— Start Records provided —

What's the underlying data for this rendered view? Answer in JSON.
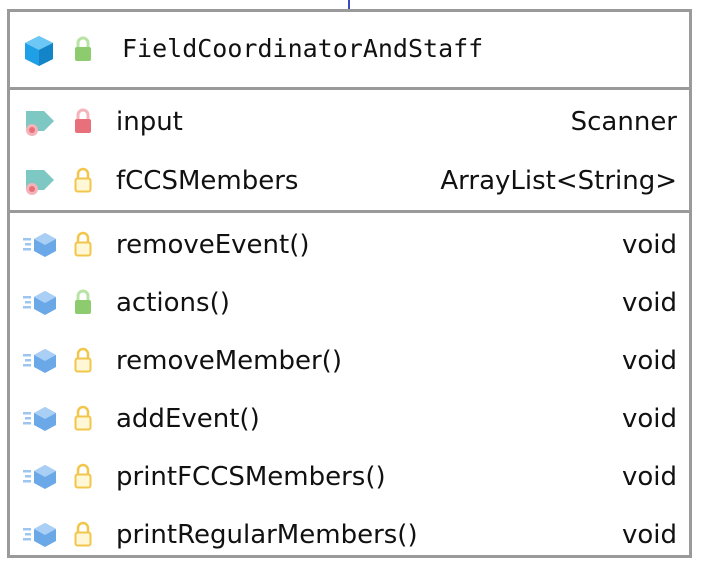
{
  "class": {
    "name": "FieldCoordinatorAndStaff"
  },
  "colors": {
    "border": "#9a9a9a",
    "connector": "#3b4cc0",
    "class_icon": "#1fa0e6",
    "field_tag": "#7ec8c3",
    "method_icon": "#6aa8e8",
    "lock_private": "#e8707a",
    "lock_package": "#f2c64a",
    "lock_public": "#8ccc6e"
  },
  "fields": [
    {
      "name": "input",
      "type": "Scanner",
      "kind_icon": "field-icon",
      "visibility": "private",
      "visibility_icon": "lock-red-icon"
    },
    {
      "name": "fCCSMembers",
      "type": "ArrayList<String>",
      "kind_icon": "field-icon",
      "visibility": "package",
      "visibility_icon": "lock-yellow-icon"
    }
  ],
  "methods": [
    {
      "name": "removeEvent()",
      "type": "void",
      "kind_icon": "method-icon",
      "visibility": "package",
      "visibility_icon": "lock-yellow-icon"
    },
    {
      "name": "actions()",
      "type": "void",
      "kind_icon": "method-icon",
      "visibility": "public",
      "visibility_icon": "lock-green-icon"
    },
    {
      "name": "removeMember()",
      "type": "void",
      "kind_icon": "method-icon",
      "visibility": "package",
      "visibility_icon": "lock-yellow-icon"
    },
    {
      "name": "addEvent()",
      "type": "void",
      "kind_icon": "method-icon",
      "visibility": "package",
      "visibility_icon": "lock-yellow-icon"
    },
    {
      "name": "printFCCSMembers()",
      "type": "void",
      "kind_icon": "method-icon",
      "visibility": "package",
      "visibility_icon": "lock-yellow-icon"
    },
    {
      "name": "printRegularMembers()",
      "type": "void",
      "kind_icon": "method-icon",
      "visibility": "package",
      "visibility_icon": "lock-yellow-icon"
    }
  ]
}
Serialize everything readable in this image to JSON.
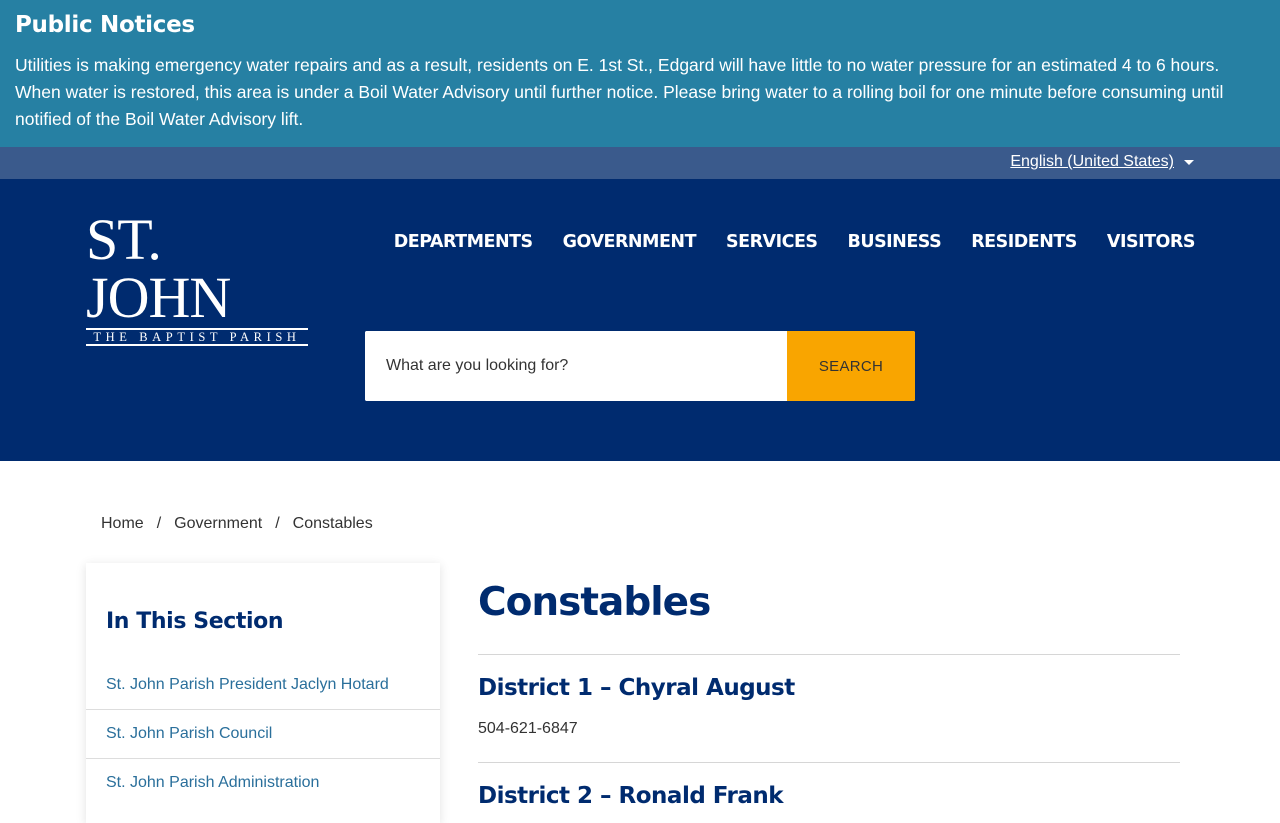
{
  "notice": {
    "title": "Public Notices",
    "text": "Utilities is making emergency water repairs and as a result, residents on E. 1st St., Edgard will have little to no water pressure for an estimated 4 to 6 hours. When water is restored, this area is under a Boil Water Advisory until further notice. Please bring water to a rolling boil for one minute before consuming until notified of the Boil Water Advisory lift."
  },
  "language": {
    "selected": "English (United States)",
    "icon": "caret-down-icon"
  },
  "logo": {
    "line1": "ST. JOHN",
    "line2": "THE BAPTIST PARISH"
  },
  "nav": {
    "items": [
      "DEPARTMENTS",
      "GOVERNMENT",
      "SERVICES",
      "BUSINESS",
      "RESIDENTS",
      "VISITORS"
    ]
  },
  "search": {
    "placeholder": "What are you looking for?",
    "button": "SEARCH"
  },
  "breadcrumb": {
    "home": "Home",
    "separator": "/",
    "section": "Government",
    "current": "Constables"
  },
  "sidebar": {
    "title": "In This Section",
    "items": [
      "St. John Parish President Jaclyn Hotard",
      "St. John Parish Council",
      "St. John Parish Administration"
    ]
  },
  "main": {
    "title": "Constables",
    "districts": [
      {
        "name": "District 1 – Chyral August",
        "phone": "504-621-6847"
      },
      {
        "name": "District 2 – Ronald Frank",
        "phone": ""
      }
    ]
  },
  "colors": {
    "notice_bg": "#2680a3",
    "lang_bar_bg": "#3a5a8c",
    "header_bg": "#002b6f",
    "search_button": "#f9a500",
    "heading": "#002b6f",
    "link": "#2a6f9b"
  }
}
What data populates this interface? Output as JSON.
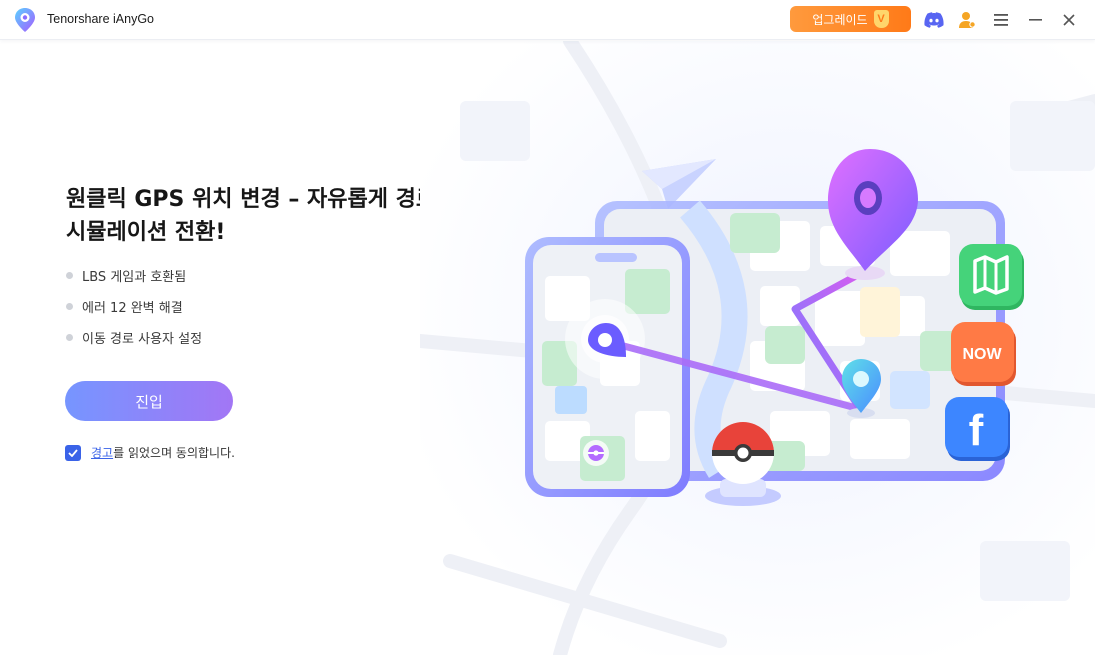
{
  "window": {
    "app_title": "Tenorshare iAnyGo",
    "upgrade_label": "업그레이드",
    "vip_badge": "V",
    "icons": [
      "discord-icon",
      "account-icon",
      "menu-icon",
      "minimize-icon",
      "close-icon"
    ]
  },
  "main": {
    "headline_line1": "원클릭 GPS 위치 변경 – 자유롭게 경로",
    "headline_line2": "시뮬레이션 전환!",
    "features": [
      "LBS 게임과 호환됨",
      "에러 12 완벽 해결",
      "이동 경로 사용자 설정"
    ],
    "enter_label": "진입",
    "agree_link": "경고",
    "agree_rest": "를 읽었으며 동의합니다.",
    "agree_checked": true
  },
  "illustration": {
    "app_badges": [
      "map-app-icon",
      "now-app-icon",
      "facebook-app-icon"
    ],
    "now_text": "NOW",
    "facebook_text": "f"
  },
  "colors": {
    "accent": "#3a63e8",
    "upgrade": "#ff7a18",
    "enter_gradient_start": "#6a8cff",
    "enter_gradient_end": "#9b6bf5"
  }
}
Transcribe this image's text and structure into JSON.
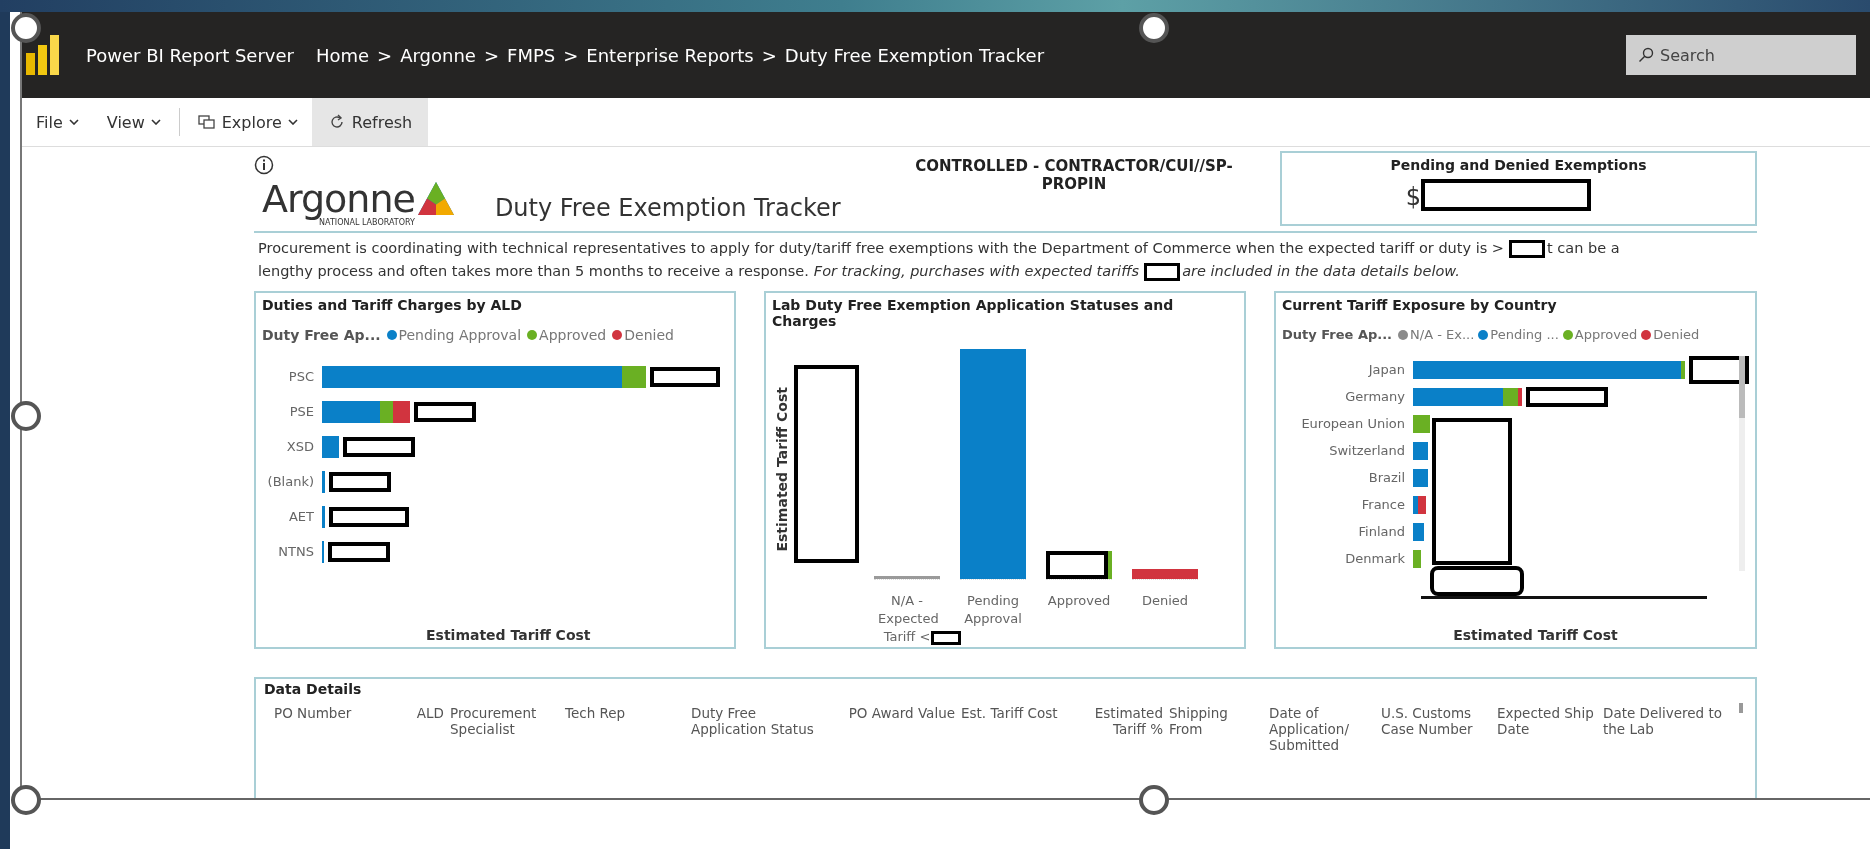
{
  "topbar": {
    "app_name": "Power BI Report Server",
    "breadcrumb": [
      {
        "label": "Home"
      },
      {
        "separator": ">",
        "label": "Argonne"
      },
      {
        "separator": ">",
        "label": "FMPS"
      },
      {
        "separator": ">",
        "label": "Enterprise Reports"
      },
      {
        "separator": ">",
        "label": "Duty Free Exemption Tracker"
      }
    ],
    "search": {
      "placeholder": "Search"
    }
  },
  "toolbar": [
    {
      "label": "File",
      "kind": "menu",
      "selected": false
    },
    {
      "label": "View",
      "kind": "menu",
      "selected": false
    },
    {
      "label": "Explore",
      "kind": "explore",
      "selected": false
    },
    {
      "label": "Refresh",
      "kind": "refresh",
      "selected": true
    }
  ],
  "report": {
    "logo": {
      "name": "Argonne",
      "subtitle": "NATIONAL LABORATORY"
    },
    "title": "Duty Free Exemption Tracker",
    "classification": "CONTROLLED - CONTRACTOR/CUI//SP-PROPIN",
    "kpi_card": {
      "title": "Pending and Denied Exemptions",
      "value_prefix": "$",
      "redacted": true
    },
    "description": [
      [
        {
          "kind": "text",
          "text": "Procurement is coordinating with technical representatives to apply for duty/tariff free exemptions with the Department of Commerce when the expected tariff or duty is >"
        },
        {
          "kind": "redacted"
        },
        {
          "kind": "text",
          "text": "t can be a"
        }
      ],
      [
        {
          "kind": "text",
          "text": "lengthy process and often takes more than 5 months to receive a response."
        },
        {
          "kind": "italic",
          "text": "For tracking, purchases with expected tariffs"
        },
        {
          "kind": "redacted"
        },
        {
          "kind": "italic",
          "text": "are included in the data details below."
        }
      ]
    ]
  },
  "charts": [
    {
      "kind": "hbar",
      "title": "Duties and Tariff Charges by ALD",
      "legend": {
        "title": "Duty Free Ap...",
        "items": [
          {
            "label": "Pending Approval",
            "color": "#0a80c8"
          },
          {
            "label": "Approved",
            "color": "#6ab023"
          },
          {
            "label": "Denied",
            "color": "#d1343f"
          }
        ]
      },
      "categories": [
        {
          "label": "PSC",
          "redacted": true
        },
        {
          "label": "PSE",
          "redacted": true
        },
        {
          "label": "XSD",
          "redacted": true
        },
        {
          "label": "(Blank)",
          "redacted": true
        },
        {
          "label": "AET",
          "redacted": true
        },
        {
          "label": "NTNS",
          "redacted": true
        }
      ],
      "xlabel": "Estimated Tariff Cost"
    },
    {
      "kind": "column",
      "title": "Lab Duty Free Exemption Application Statuses and Charges",
      "ylabel": "Estimated Tariff Cost",
      "ylabel_redacted": true,
      "categories": [
        {
          "label": "N/A - Expected Tariff <",
          "color": "#9a9a9a",
          "redacted": true,
          "bar_redacted": false
        },
        {
          "label": "Pending Approval",
          "color": "#0a80c8",
          "redacted": false,
          "bar_redacted": false
        },
        {
          "label": "Approved",
          "color": "#6ab023",
          "redacted": false,
          "bar_redacted": true
        },
        {
          "label": "Denied",
          "color": "#d1343f",
          "redacted": false,
          "bar_redacted": false
        }
      ]
    },
    {
      "kind": "hbar",
      "title": "Current Tariff Exposure by Country",
      "legend": {
        "title": "Duty Free Ap...",
        "items": [
          {
            "label": "N/A - Ex...",
            "color": "#8a8a8a"
          },
          {
            "label": "Pending ...",
            "color": "#0a80c8"
          },
          {
            "label": "Approved",
            "color": "#6ab023"
          },
          {
            "label": "Denied",
            "color": "#d1343f"
          }
        ]
      },
      "categories": [
        {
          "label": "Japan",
          "redacted": true
        },
        {
          "label": "Germany",
          "redacted": true
        },
        {
          "label": "European Union",
          "redacted": false
        },
        {
          "label": "Switzerland",
          "redacted": false
        },
        {
          "label": "Brazil",
          "redacted": false
        },
        {
          "label": "France",
          "redacted": false
        },
        {
          "label": "Finland",
          "redacted": false
        },
        {
          "label": "Denmark",
          "redacted": false
        }
      ],
      "block_redacted": true,
      "xlabel": "Estimated Tariff Cost"
    }
  ],
  "data_details": {
    "title": "Data Details",
    "columns": [
      "PO Number",
      "ALD",
      "Procurement Specialist",
      "Tech Rep",
      "Duty Free Application Status",
      "PO Award Value",
      "Est. Tariff Cost",
      "Estimated Tariff %",
      "Shipping From",
      "Date of Application/ Submitted",
      "U.S. Customs Case Number",
      "Expected Ship Date",
      "Date Delivered to the Lab"
    ]
  }
}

— End Records provided —

Find every line in the records above that contains the word "Pending", and copy each one.

[Task solution]:
      "title": "Pending and Denied Exemptions",
            "label": "Pending Approval",
          "label": "Pending Approval",
            "label": "Pending ...",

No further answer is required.